- [Exercise task] Below are entries to be transcribed exactly; exclude the pictures from the copy.

- [Data entries]
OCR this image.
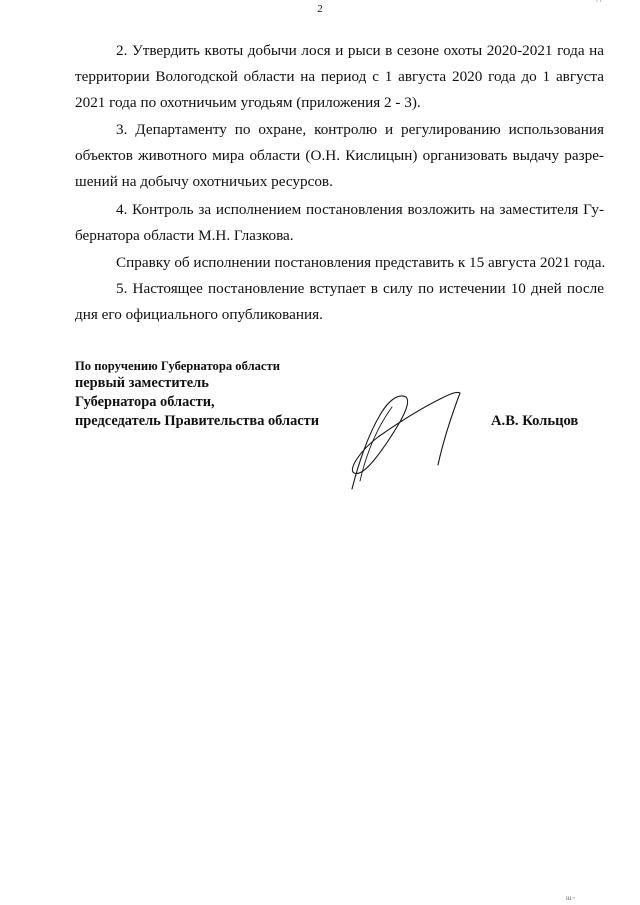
ı ı
2

2. Утвердить квоты добычи лося и рыси в сезоне охоты 2020-2021 года на
территории Вологодской области на период с 1 августа 2020 года до 1 августа
2021 года по охотничьим угодьям (приложения 2 - 3).

3. Департаменту по охране, контролю и регулированию использования
объектов животного мира области (О.Н. Кислицын) организовать выдачу разре-
шений на добычу охотничьих ресурсов.

4. Контроль за исполнением постановления возложить на заместителя Гу-
бернатора области М.Н. Глазкова.

Справку об исполнении постановления представить к 15 августа 2021 года.

5. Настоящее постановление вступает в силу по истечении 10 дней после
дня его официального опубликования.

По поручению Губернатора области
первый заместитель
Губернатора области,
председатель Правительства области	А.В. Кольцов
ш◦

- [Result for this exercise]
OCR this image.
ı ı
2

2. Утвердить квоты добычи лося и рыси в сезоне охоты 2020-2021 года на
территории Вологодской области на период с 1 августа 2020 года до 1 августа
2021 года по охотничьим угодьям (приложения 2 - 3).

3. Департаменту по охране, контролю и регулированию использования
объектов животного мира области (О.Н. Кислицын) организовать выдачу разре-
шений на добычу охотничьих ресурсов.

4. Контроль за исполнением постановления возложить на заместителя Гу-
бернатора области М.Н. Глазкова.

Справку об исполнении постановления представить к 15 августа 2021 года.

5. Настоящее постановление вступает в силу по истечении 10 дней после
дня его официального опубликования.

По поручению Губернатора области
первый заместитель
Губернатора области,
председатель Правительства области	А.В. Кольцов
ш◦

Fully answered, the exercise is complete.